<<<<
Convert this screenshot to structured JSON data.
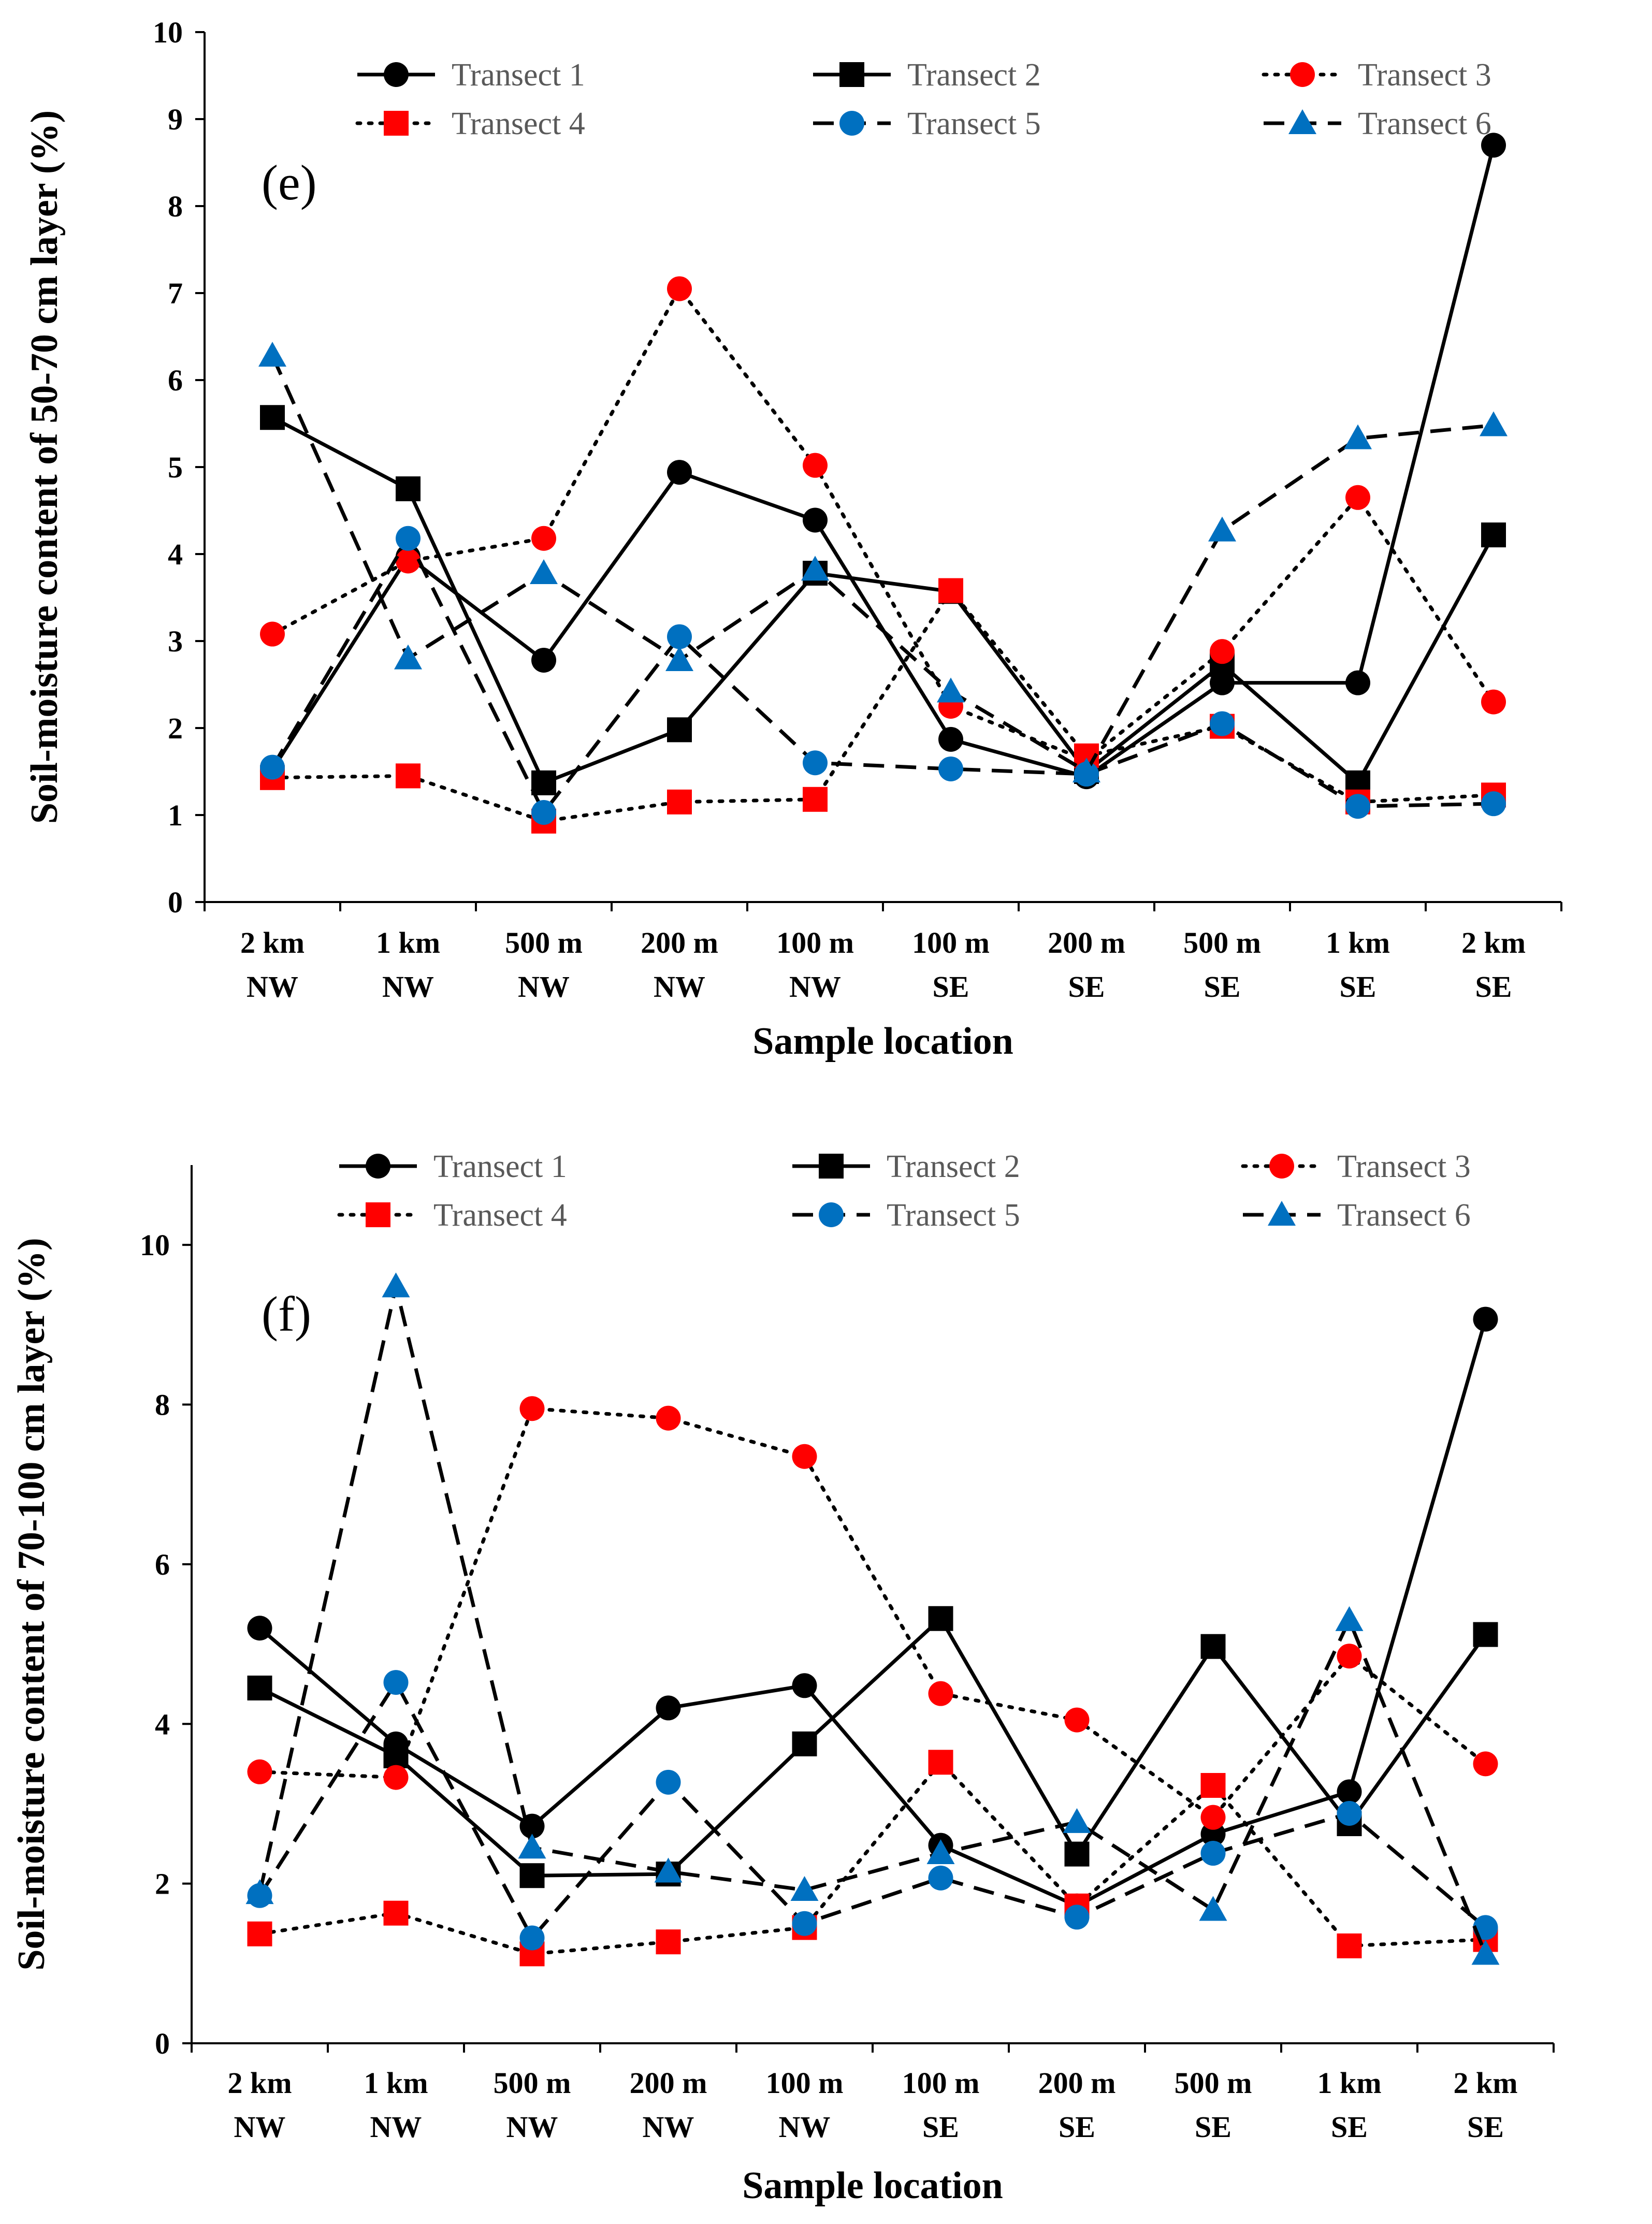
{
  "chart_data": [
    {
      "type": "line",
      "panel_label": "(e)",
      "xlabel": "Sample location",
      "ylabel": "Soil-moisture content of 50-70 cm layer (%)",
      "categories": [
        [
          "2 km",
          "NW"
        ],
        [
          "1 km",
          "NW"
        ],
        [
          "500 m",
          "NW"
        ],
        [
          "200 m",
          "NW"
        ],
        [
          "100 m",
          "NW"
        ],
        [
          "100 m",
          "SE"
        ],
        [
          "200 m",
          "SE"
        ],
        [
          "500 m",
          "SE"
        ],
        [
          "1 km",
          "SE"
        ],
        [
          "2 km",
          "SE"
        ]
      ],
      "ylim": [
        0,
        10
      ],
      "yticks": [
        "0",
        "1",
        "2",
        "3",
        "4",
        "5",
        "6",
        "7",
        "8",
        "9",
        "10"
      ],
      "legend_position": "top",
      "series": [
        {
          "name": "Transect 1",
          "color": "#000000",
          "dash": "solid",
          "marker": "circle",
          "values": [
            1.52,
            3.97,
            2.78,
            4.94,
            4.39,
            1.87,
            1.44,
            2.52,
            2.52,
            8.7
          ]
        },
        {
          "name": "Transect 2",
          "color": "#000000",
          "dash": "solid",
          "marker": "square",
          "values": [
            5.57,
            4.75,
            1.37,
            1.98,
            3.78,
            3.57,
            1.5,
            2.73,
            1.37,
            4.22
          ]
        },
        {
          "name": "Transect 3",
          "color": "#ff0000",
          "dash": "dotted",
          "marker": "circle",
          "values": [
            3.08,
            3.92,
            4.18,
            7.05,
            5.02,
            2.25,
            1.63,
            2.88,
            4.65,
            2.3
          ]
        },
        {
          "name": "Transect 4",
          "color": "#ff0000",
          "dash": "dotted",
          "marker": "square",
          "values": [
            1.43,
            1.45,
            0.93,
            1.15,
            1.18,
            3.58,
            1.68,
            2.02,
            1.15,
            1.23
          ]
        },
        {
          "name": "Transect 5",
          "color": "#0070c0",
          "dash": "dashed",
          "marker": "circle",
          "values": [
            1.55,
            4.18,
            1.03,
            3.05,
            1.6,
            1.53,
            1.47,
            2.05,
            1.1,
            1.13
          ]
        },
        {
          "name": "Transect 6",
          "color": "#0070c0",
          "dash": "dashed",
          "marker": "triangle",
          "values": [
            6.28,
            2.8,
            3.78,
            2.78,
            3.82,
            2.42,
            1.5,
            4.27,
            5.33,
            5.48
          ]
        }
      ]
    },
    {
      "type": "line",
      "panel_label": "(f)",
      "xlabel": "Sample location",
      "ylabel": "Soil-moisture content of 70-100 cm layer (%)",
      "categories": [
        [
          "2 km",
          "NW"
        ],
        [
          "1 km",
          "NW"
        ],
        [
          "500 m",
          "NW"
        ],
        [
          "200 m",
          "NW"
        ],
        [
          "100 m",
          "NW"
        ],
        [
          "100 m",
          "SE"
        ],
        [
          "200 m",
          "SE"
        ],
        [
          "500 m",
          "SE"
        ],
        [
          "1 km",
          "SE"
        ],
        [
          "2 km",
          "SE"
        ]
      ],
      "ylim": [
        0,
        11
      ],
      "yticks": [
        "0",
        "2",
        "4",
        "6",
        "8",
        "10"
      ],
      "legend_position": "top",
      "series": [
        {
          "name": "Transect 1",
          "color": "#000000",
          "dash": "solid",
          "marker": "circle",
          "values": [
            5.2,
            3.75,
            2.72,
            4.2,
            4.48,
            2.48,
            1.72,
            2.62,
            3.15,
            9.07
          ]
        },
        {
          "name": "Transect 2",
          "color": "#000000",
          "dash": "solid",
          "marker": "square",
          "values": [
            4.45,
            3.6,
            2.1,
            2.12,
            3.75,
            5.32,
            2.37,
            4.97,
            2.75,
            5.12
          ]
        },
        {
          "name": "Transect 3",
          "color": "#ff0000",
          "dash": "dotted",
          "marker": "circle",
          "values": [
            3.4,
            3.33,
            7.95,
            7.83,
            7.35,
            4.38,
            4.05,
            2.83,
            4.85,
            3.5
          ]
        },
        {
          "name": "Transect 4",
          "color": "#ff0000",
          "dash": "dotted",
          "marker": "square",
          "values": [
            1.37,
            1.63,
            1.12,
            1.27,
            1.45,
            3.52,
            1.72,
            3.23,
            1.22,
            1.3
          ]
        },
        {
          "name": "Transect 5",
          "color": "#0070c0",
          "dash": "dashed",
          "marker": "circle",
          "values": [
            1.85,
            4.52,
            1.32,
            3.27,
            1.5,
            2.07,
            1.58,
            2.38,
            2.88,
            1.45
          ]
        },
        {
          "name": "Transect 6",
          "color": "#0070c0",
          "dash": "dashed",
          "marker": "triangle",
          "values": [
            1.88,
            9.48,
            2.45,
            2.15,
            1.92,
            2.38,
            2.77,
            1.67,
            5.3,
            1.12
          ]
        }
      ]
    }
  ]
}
>>>>
[INSTRUCTION]
Copy everything in the records above except the pictures, exactly as written.

[THE RESULT]
Convert this screenshot to structured JSON data.
{
  "chart_data": [
    {
      "type": "line",
      "panel_label": "(e)",
      "xlabel": "Sample location",
      "ylabel": "Soil-moisture content of 50-70 cm layer (%)",
      "categories": [
        [
          "2 km",
          "NW"
        ],
        [
          "1 km",
          "NW"
        ],
        [
          "500 m",
          "NW"
        ],
        [
          "200 m",
          "NW"
        ],
        [
          "100 m",
          "NW"
        ],
        [
          "100 m",
          "SE"
        ],
        [
          "200 m",
          "SE"
        ],
        [
          "500 m",
          "SE"
        ],
        [
          "1 km",
          "SE"
        ],
        [
          "2 km",
          "SE"
        ]
      ],
      "ylim": [
        0,
        10
      ],
      "yticks": [
        "0",
        "1",
        "2",
        "3",
        "4",
        "5",
        "6",
        "7",
        "8",
        "9",
        "10"
      ],
      "legend_position": "top",
      "series": [
        {
          "name": "Transect 1",
          "color": "#000000",
          "dash": "solid",
          "marker": "circle",
          "values": [
            1.52,
            3.97,
            2.78,
            4.94,
            4.39,
            1.87,
            1.44,
            2.52,
            2.52,
            8.7
          ]
        },
        {
          "name": "Transect 2",
          "color": "#000000",
          "dash": "solid",
          "marker": "square",
          "values": [
            5.57,
            4.75,
            1.37,
            1.98,
            3.78,
            3.57,
            1.5,
            2.73,
            1.37,
            4.22
          ]
        },
        {
          "name": "Transect 3",
          "color": "#ff0000",
          "dash": "dotted",
          "marker": "circle",
          "values": [
            3.08,
            3.92,
            4.18,
            7.05,
            5.02,
            2.25,
            1.63,
            2.88,
            4.65,
            2.3
          ]
        },
        {
          "name": "Transect 4",
          "color": "#ff0000",
          "dash": "dotted",
          "marker": "square",
          "values": [
            1.43,
            1.45,
            0.93,
            1.15,
            1.18,
            3.58,
            1.68,
            2.02,
            1.15,
            1.23
          ]
        },
        {
          "name": "Transect 5",
          "color": "#0070c0",
          "dash": "dashed",
          "marker": "circle",
          "values": [
            1.55,
            4.18,
            1.03,
            3.05,
            1.6,
            1.53,
            1.47,
            2.05,
            1.1,
            1.13
          ]
        },
        {
          "name": "Transect 6",
          "color": "#0070c0",
          "dash": "dashed",
          "marker": "triangle",
          "values": [
            6.28,
            2.8,
            3.78,
            2.78,
            3.82,
            2.42,
            1.5,
            4.27,
            5.33,
            5.48
          ]
        }
      ]
    },
    {
      "type": "line",
      "panel_label": "(f)",
      "xlabel": "Sample location",
      "ylabel": "Soil-moisture content of 70-100 cm layer (%)",
      "categories": [
        [
          "2 km",
          "NW"
        ],
        [
          "1 km",
          "NW"
        ],
        [
          "500 m",
          "NW"
        ],
        [
          "200 m",
          "NW"
        ],
        [
          "100 m",
          "NW"
        ],
        [
          "100 m",
          "SE"
        ],
        [
          "200 m",
          "SE"
        ],
        [
          "500 m",
          "SE"
        ],
        [
          "1 km",
          "SE"
        ],
        [
          "2 km",
          "SE"
        ]
      ],
      "ylim": [
        0,
        11
      ],
      "yticks": [
        "0",
        "2",
        "4",
        "6",
        "8",
        "10"
      ],
      "legend_position": "top",
      "series": [
        {
          "name": "Transect 1",
          "color": "#000000",
          "dash": "solid",
          "marker": "circle",
          "values": [
            5.2,
            3.75,
            2.72,
            4.2,
            4.48,
            2.48,
            1.72,
            2.62,
            3.15,
            9.07
          ]
        },
        {
          "name": "Transect 2",
          "color": "#000000",
          "dash": "solid",
          "marker": "square",
          "values": [
            4.45,
            3.6,
            2.1,
            2.12,
            3.75,
            5.32,
            2.37,
            4.97,
            2.75,
            5.12
          ]
        },
        {
          "name": "Transect 3",
          "color": "#ff0000",
          "dash": "dotted",
          "marker": "circle",
          "values": [
            3.4,
            3.33,
            7.95,
            7.83,
            7.35,
            4.38,
            4.05,
            2.83,
            4.85,
            3.5
          ]
        },
        {
          "name": "Transect 4",
          "color": "#ff0000",
          "dash": "dotted",
          "marker": "square",
          "values": [
            1.37,
            1.63,
            1.12,
            1.27,
            1.45,
            3.52,
            1.72,
            3.23,
            1.22,
            1.3
          ]
        },
        {
          "name": "Transect 5",
          "color": "#0070c0",
          "dash": "dashed",
          "marker": "circle",
          "values": [
            1.85,
            4.52,
            1.32,
            3.27,
            1.5,
            2.07,
            1.58,
            2.38,
            2.88,
            1.45
          ]
        },
        {
          "name": "Transect 6",
          "color": "#0070c0",
          "dash": "dashed",
          "marker": "triangle",
          "values": [
            1.88,
            9.48,
            2.45,
            2.15,
            1.92,
            2.38,
            2.77,
            1.67,
            5.3,
            1.12
          ]
        }
      ]
    }
  ]
}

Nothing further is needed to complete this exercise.